Exercise requirements - Images embedded in the records are excluded; print everything else exactly as given.

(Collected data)

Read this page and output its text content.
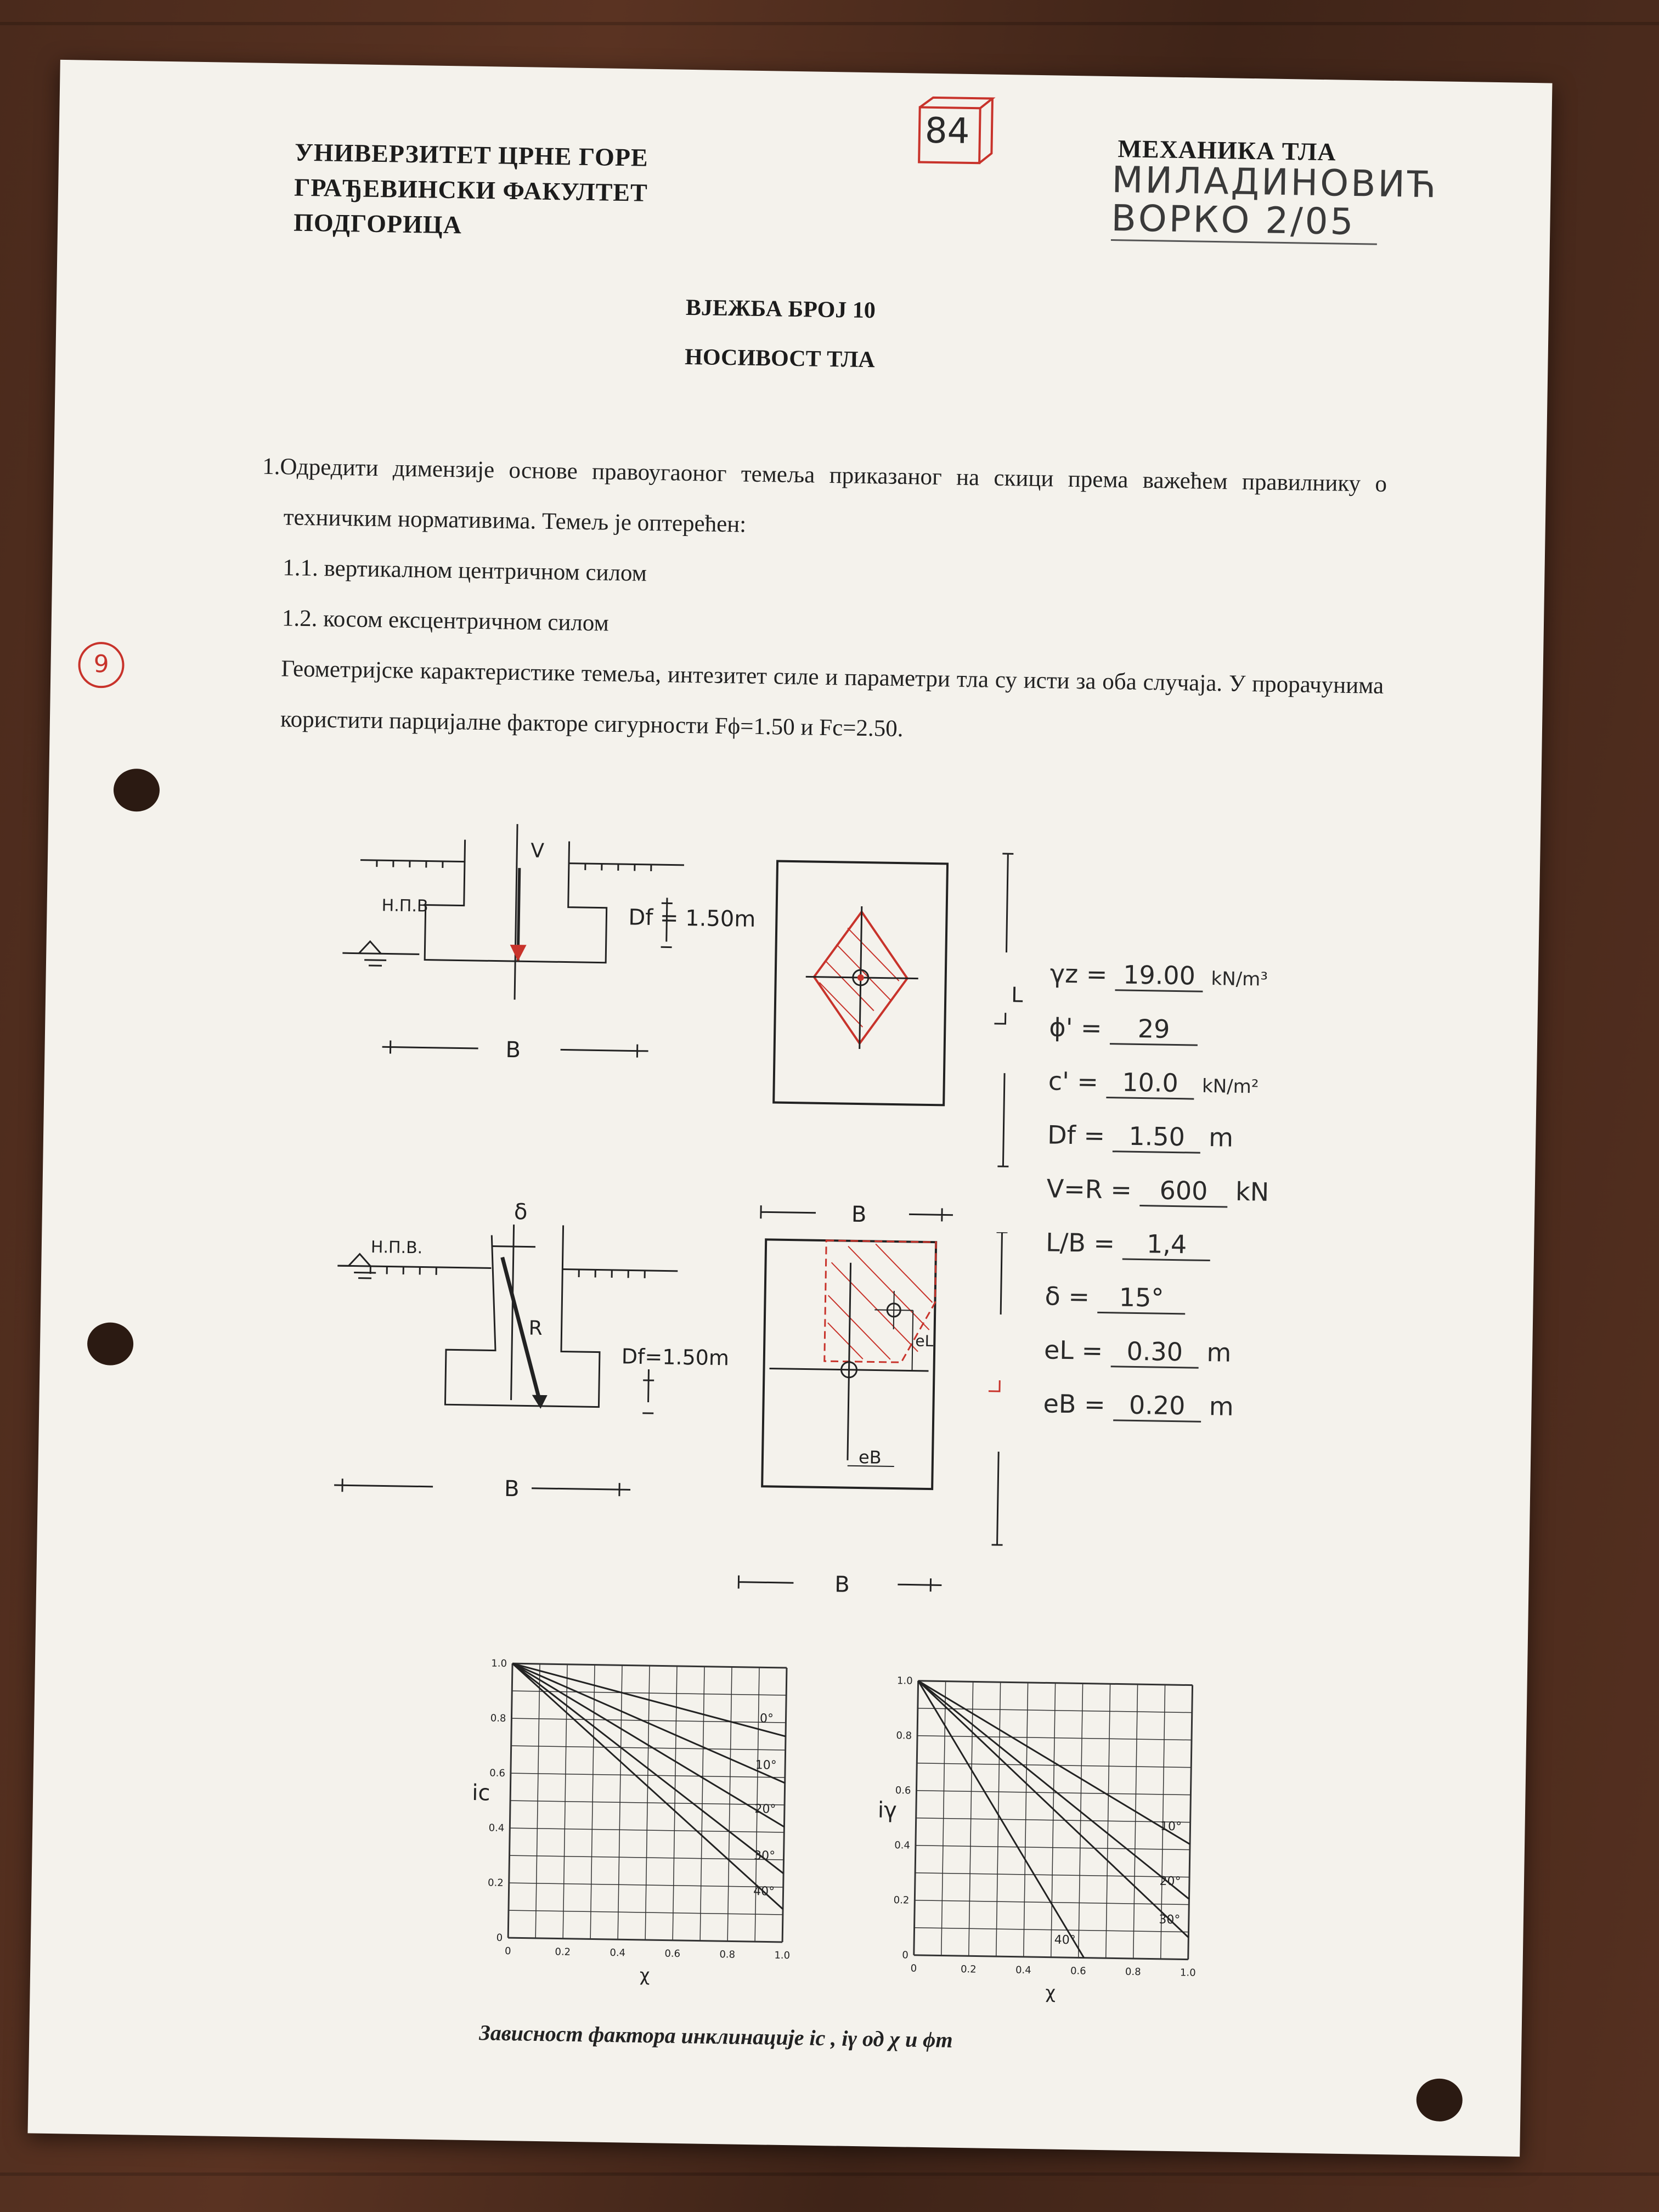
УНИВЕРЗИТЕТ ЦРНЕ ГОРЕ
ГРАЂЕВИНСКИ ФАКУЛТЕТ
ПОДГОРИЦА
84	МЕХАНИКА ТЛА
МИЛАДИНОВИЋ
ВОРКО 2/05
ВЈЕЖБА БРОЈ 10
НОСИВОСТ ТЛА
9
1.Одредити димензије основе правоугаоног темеља приказаног на скици према важећем правилнику о техничким нормативима. Темељ је оптерећен:
1.1. вертикалном центричном силом
1.2. косом ексцентричном силом
Геометријске карактеристике темеља, интезитет силе и параметри тла су исти за оба случаја. У прорачунима користити парцијалне факторе сигурности Fϕ=1.50 и Fc=2.50.
V
Н.П.В	Df = 1.50m
B
L
B
δ
R
Н.П.В.
Df=1.50m
B
eL
eB
B
γz = 19.00 kN/m³
ϕ' = 29
c' = 10.0 kN/m²
Df = 1.50 m
V=R = 600 kN
L/B = 1,4
δ = 15°
eL = 0.30 m
eB = 0.20 m
0	0.2	0.4	0.6	0.8	1.0
0
0.2
0.4
0.6
0.8
1.0
0°
10°
20°
30°
40°
ic
χ	0	0.2	0.4	0.6	0.8	1.0
0
0.2
0.4
0.6
0.8
1.0
10°
20°
30°
40°
iγ
χ
Зависност фактора инклинације ic , iγ од χ и ϕm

Solution -
Read this page and output its text content.
УНИВЕРЗИТЕТ ЦРНЕ ГОРЕ
ГРАЂЕВИНСКИ ФАКУЛТЕТ
ПОДГОРИЦА
84	МЕХАНИКА ТЛА
МИЛАДИНОВИЋ
ВОРКО 2/05
ВЈЕЖБА БРОЈ 10
НОСИВОСТ ТЛА
9
1.Одредити димензије основе правоугаоног темеља приказаног на скици према важећем правилнику о техничким нормативима. Темељ је оптерећен:
1.1. вертикалном центричном силом
1.2. косом ексцентричном силом
Геометријске карактеристике темеља, интезитет силе и параметри тла су исти за оба случаја. У прорачунима користити парцијалне факторе сигурности Fϕ=1.50 и Fc=2.50.
V
Н.П.В	Df = 1.50m
B
L
B
δ
R
Н.П.В.
Df=1.50m
B
eL
eB
B
γz = 19.00 kN/m³
ϕ' = 29
c' = 10.0 kN/m²
Df = 1.50 m
V=R = 600 kN
L/B = 1,4
δ = 15°
eL = 0.30 m
eB = 0.20 m
0	0.2	0.4	0.6	0.8	1.0
0
0.2
0.4
0.6
0.8
1.0
0°
10°
20°
30°
40°
ic
χ	0	0.2	0.4	0.6	0.8	1.0
0
0.2
0.4
0.6
0.8
1.0
10°
20°
30°
40°
iγ
χ
Зависност фактора инклинације ic , iγ од χ и ϕm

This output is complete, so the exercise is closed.